» STATED TASK
Using the entries that follow, collect the lines where the word "length" appears.

» GIVEN RECORDS

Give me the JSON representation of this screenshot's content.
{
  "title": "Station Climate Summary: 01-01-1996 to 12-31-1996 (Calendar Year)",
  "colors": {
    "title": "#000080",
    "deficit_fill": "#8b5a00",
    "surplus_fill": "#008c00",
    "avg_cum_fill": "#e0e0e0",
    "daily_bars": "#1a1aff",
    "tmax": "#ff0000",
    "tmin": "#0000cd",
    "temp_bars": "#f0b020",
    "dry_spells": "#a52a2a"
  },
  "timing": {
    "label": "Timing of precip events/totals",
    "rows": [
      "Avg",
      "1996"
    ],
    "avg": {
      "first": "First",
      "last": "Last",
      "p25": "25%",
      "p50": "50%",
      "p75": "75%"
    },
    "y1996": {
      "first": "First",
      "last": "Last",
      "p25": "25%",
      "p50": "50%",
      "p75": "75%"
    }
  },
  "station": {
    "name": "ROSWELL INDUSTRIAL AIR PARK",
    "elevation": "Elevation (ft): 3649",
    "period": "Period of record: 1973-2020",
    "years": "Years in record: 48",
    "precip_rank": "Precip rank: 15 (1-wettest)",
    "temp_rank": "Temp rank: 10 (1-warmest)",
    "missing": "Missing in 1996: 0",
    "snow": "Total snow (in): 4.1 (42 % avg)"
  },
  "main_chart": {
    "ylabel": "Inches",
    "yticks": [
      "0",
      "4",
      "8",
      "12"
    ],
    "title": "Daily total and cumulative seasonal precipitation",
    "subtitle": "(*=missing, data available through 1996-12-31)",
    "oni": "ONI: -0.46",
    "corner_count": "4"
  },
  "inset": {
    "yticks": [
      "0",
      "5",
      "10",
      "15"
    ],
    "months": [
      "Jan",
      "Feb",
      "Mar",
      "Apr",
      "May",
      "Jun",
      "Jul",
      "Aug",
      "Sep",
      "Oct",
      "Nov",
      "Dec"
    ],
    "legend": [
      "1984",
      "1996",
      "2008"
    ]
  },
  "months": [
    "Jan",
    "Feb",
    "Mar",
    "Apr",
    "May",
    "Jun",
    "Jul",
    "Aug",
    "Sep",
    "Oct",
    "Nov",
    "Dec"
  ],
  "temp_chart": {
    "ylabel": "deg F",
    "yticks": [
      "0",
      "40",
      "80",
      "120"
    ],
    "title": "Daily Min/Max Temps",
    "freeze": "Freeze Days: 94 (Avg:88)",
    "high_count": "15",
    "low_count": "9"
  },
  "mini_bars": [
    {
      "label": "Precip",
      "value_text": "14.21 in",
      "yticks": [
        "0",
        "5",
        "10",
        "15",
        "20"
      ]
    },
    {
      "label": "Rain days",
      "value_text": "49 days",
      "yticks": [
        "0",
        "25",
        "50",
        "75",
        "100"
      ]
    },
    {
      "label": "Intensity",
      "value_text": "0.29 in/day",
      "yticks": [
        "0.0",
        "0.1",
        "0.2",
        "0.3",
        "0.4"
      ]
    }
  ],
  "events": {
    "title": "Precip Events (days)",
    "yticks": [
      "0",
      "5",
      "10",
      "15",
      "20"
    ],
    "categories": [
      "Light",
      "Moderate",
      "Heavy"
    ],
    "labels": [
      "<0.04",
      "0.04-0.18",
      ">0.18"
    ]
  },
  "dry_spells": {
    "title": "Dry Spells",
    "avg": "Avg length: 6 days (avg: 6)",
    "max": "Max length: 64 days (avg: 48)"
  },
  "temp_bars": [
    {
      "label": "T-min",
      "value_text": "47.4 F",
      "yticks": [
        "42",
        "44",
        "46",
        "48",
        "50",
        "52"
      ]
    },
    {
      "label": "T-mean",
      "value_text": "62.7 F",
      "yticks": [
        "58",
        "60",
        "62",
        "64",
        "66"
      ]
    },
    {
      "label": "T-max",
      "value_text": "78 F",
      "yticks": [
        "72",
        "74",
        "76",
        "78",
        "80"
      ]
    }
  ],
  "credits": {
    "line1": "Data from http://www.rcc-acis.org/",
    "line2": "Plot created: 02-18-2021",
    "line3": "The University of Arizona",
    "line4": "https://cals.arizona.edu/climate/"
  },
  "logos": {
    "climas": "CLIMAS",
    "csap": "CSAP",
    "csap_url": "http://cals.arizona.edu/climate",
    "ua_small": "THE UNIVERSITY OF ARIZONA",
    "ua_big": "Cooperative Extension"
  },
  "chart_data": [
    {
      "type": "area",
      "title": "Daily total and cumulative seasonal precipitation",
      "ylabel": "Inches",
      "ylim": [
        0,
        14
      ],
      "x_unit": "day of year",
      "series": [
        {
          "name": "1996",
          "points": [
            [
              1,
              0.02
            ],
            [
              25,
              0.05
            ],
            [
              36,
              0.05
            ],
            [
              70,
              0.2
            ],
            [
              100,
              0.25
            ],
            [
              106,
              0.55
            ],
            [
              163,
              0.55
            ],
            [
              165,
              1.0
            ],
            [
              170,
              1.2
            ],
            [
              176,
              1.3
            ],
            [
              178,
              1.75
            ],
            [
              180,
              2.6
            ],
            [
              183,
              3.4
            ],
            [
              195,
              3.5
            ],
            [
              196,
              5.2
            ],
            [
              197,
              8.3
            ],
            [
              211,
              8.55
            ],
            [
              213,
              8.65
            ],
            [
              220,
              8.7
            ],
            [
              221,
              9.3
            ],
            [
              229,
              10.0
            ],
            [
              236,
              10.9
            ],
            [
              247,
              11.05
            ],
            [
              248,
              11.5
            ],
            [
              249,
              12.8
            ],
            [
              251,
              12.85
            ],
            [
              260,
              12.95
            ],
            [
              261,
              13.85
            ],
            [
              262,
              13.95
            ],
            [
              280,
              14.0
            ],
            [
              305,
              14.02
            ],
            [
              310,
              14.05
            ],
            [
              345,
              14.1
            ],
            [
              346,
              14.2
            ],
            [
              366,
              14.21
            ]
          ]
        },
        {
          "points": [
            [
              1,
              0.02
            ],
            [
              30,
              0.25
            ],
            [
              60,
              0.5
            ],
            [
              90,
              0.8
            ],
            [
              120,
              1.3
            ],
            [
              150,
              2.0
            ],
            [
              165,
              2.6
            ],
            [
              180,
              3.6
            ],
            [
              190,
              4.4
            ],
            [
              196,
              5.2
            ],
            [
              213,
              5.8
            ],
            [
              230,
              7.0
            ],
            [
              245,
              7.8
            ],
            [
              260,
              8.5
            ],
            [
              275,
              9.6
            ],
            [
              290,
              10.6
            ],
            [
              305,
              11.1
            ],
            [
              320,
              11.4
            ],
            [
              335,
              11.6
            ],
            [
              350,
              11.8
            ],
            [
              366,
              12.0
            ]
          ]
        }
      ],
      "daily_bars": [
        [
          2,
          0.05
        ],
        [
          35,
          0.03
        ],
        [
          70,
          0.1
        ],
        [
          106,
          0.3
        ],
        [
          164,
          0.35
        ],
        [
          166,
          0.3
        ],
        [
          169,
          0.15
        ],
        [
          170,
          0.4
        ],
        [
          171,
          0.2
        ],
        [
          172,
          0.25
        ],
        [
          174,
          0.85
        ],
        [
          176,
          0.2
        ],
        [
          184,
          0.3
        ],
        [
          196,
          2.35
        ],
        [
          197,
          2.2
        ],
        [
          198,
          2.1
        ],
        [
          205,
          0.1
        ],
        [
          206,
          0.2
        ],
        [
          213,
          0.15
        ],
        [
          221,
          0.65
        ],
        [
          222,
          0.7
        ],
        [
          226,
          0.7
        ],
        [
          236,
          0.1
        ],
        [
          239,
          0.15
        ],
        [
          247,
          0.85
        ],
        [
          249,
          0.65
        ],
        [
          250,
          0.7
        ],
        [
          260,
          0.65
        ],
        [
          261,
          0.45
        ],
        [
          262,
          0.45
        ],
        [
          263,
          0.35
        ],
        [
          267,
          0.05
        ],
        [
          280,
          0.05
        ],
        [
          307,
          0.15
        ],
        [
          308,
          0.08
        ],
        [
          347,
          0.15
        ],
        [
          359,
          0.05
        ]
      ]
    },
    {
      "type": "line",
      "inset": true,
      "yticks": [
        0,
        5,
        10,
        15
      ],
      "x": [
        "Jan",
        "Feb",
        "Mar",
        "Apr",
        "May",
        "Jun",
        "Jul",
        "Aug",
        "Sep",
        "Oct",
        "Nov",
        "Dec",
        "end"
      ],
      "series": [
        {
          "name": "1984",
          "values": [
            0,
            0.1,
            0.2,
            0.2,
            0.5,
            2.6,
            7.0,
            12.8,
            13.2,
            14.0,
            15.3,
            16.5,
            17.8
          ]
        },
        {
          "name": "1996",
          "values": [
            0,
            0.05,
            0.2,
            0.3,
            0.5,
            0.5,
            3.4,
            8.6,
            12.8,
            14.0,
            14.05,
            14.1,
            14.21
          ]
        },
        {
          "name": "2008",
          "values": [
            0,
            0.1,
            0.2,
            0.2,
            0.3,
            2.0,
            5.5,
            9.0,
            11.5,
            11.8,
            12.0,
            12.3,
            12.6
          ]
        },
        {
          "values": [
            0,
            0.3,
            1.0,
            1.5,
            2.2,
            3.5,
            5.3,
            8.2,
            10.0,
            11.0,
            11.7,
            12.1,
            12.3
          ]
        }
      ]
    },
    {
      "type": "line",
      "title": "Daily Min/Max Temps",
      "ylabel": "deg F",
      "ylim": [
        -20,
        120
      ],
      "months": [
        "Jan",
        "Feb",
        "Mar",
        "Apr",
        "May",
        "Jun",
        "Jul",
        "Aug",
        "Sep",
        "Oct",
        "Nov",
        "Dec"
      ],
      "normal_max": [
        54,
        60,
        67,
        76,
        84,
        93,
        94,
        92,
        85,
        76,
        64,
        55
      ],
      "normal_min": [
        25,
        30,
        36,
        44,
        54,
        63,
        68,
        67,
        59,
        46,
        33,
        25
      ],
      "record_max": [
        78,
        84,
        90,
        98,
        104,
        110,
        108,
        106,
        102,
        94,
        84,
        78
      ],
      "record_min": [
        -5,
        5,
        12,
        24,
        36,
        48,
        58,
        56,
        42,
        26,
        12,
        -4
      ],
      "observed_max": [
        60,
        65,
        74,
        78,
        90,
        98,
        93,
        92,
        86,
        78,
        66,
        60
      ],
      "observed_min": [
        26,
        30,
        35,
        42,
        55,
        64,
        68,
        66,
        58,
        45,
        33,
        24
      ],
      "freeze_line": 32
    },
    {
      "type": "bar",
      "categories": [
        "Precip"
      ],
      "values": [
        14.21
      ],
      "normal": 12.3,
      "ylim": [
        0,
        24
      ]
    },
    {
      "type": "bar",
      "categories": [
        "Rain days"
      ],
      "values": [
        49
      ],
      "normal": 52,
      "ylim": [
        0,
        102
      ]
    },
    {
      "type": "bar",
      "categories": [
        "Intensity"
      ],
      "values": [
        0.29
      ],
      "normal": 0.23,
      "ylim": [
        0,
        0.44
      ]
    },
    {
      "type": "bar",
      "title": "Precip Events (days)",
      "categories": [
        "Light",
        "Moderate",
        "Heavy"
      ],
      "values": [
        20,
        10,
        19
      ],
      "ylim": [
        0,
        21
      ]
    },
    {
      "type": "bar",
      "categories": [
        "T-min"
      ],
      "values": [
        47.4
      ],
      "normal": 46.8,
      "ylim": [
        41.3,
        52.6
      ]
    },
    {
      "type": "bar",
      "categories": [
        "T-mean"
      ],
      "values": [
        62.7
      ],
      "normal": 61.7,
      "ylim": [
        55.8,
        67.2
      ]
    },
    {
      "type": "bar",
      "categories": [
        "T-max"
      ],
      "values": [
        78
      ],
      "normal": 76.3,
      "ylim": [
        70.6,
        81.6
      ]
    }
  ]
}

» ANSWER IN FULL
    "avg": "Avg length: 6 days (avg: 6)",
    "max": "Max length: 64 days (avg: 48)"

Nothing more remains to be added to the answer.